* [GOAL OF THE EXERCISE] Scan the listing and work out how many lines contain the word "JSON". Nothing but the number should be given.

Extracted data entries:
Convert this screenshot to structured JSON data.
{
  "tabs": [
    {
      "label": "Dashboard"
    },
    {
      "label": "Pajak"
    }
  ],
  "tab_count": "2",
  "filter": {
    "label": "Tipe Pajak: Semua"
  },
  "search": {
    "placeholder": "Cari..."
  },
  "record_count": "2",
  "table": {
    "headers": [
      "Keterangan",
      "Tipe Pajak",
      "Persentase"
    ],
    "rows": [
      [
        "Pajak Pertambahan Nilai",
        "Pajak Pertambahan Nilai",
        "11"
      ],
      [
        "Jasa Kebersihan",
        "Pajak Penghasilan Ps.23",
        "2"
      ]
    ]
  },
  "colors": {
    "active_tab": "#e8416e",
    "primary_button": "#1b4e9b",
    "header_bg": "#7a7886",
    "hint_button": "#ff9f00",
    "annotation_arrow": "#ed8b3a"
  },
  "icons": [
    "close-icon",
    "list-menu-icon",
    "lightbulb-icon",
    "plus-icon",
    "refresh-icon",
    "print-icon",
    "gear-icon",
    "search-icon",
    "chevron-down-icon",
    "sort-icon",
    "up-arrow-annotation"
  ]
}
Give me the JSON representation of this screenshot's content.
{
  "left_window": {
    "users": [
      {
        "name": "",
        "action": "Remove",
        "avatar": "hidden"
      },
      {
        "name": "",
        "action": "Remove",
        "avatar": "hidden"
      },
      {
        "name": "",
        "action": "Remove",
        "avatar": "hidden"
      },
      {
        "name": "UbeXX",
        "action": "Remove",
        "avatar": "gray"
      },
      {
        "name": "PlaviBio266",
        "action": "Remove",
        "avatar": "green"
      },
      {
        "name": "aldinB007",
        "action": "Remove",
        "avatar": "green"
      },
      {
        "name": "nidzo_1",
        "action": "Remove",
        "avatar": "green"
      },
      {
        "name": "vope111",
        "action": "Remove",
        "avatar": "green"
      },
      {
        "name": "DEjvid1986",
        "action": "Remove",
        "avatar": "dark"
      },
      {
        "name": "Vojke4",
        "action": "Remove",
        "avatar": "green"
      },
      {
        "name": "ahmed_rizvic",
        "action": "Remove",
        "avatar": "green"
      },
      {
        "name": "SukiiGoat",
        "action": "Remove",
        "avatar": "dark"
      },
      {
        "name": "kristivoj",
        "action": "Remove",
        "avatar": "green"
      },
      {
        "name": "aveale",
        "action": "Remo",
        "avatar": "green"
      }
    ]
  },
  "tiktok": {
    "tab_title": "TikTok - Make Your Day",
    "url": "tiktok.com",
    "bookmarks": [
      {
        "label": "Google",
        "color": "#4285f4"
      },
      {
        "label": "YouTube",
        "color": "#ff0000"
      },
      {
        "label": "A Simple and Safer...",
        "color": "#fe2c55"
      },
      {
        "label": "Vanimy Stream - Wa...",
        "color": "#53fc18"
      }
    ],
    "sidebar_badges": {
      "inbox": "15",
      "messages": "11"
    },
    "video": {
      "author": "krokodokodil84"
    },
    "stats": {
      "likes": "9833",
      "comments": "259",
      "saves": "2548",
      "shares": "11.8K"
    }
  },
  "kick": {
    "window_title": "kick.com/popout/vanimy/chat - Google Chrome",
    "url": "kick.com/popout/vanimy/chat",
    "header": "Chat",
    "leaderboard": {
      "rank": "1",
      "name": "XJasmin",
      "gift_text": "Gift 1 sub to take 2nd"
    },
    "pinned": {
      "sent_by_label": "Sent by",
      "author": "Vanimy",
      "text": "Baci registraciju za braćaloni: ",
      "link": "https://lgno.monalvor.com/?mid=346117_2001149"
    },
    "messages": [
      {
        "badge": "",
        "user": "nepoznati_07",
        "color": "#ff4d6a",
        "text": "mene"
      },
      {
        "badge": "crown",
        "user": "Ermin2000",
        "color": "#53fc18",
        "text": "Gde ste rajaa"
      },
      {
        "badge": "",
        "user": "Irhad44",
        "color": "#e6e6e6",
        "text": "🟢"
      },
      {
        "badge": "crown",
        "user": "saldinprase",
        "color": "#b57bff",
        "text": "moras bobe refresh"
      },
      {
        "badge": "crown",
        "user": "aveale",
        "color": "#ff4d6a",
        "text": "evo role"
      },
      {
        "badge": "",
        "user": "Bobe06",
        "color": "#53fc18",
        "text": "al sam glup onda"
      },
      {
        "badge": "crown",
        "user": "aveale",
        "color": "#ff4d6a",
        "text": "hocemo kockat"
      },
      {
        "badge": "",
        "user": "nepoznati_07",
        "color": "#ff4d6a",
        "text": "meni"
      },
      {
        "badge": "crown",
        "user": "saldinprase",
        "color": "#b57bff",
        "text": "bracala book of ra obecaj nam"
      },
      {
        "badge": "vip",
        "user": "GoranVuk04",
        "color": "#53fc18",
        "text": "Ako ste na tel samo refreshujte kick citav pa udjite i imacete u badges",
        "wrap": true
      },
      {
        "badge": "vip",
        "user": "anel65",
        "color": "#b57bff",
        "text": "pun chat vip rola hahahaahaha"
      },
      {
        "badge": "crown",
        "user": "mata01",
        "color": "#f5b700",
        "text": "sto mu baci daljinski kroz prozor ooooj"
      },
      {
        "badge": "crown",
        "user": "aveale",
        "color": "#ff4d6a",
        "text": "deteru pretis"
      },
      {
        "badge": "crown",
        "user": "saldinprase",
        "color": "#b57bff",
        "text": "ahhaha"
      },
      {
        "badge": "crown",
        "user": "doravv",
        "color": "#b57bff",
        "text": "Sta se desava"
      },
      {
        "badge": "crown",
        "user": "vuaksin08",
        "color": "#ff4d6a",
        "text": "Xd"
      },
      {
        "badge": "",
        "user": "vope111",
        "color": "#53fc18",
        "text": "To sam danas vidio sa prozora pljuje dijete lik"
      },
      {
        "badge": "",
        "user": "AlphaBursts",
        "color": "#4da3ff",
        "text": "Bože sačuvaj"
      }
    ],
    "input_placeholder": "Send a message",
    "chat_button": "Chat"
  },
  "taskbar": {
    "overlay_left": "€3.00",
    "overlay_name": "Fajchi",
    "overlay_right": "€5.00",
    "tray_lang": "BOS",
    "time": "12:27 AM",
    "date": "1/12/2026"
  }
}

* [WRITTEN SOLUTION] 2